● Task description: Retype each entry below, keeping every character the same.

● Dataset content:
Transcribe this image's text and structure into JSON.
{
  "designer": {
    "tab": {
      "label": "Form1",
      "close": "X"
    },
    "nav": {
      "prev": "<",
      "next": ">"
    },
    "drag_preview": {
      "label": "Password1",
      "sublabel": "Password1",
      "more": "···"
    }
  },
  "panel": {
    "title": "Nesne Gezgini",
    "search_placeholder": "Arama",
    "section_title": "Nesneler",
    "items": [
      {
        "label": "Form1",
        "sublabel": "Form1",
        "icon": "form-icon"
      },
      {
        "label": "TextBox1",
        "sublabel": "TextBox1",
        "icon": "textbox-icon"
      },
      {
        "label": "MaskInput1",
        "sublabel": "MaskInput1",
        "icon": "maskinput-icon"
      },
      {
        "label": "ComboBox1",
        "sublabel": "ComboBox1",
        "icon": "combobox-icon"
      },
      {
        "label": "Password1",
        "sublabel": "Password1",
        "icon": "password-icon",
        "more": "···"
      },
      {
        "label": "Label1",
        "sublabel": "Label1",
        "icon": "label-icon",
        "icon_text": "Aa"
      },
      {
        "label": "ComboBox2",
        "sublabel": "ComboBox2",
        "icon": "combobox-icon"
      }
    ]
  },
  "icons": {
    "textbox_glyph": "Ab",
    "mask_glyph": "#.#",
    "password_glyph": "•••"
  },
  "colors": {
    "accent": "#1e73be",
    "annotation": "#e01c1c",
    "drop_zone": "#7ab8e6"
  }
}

● Result for this exercise:
Transcribe this image's text and structure into JSON.
{
  "designer": {
    "tab": {
      "label": "Form1",
      "close": "X"
    },
    "nav": {
      "prev": "<",
      "next": ">"
    },
    "drag_preview": {
      "label": "Password1",
      "sublabel": "Password1",
      "more": "···"
    }
  },
  "panel": {
    "title": "Nesne Gezgini",
    "search_placeholder": "Arama",
    "section_title": "Nesneler",
    "items": [
      {
        "label": "Form1",
        "sublabel": "Form1",
        "icon": "form-icon"
      },
      {
        "label": "TextBox1",
        "sublabel": "TextBox1",
        "icon": "textbox-icon"
      },
      {
        "label": "MaskInput1",
        "sublabel": "MaskInput1",
        "icon": "maskinput-icon"
      },
      {
        "label": "ComboBox1",
        "sublabel": "ComboBox1",
        "icon": "combobox-icon"
      },
      {
        "label": "Password1",
        "sublabel": "Password1",
        "icon": "password-icon",
        "more": "···"
      },
      {
        "label": "Label1",
        "sublabel": "Label1",
        "icon": "label-icon",
        "icon_text": "Aa"
      },
      {
        "label": "ComboBox2",
        "sublabel": "ComboBox2",
        "icon": "combobox-icon"
      }
    ]
  },
  "icons": {
    "textbox_glyph": "Ab",
    "mask_glyph": "#.#",
    "password_glyph": "•••"
  },
  "colors": {
    "accent": "#1e73be",
    "annotation": "#e01c1c",
    "drop_zone": "#7ab8e6"
  }
}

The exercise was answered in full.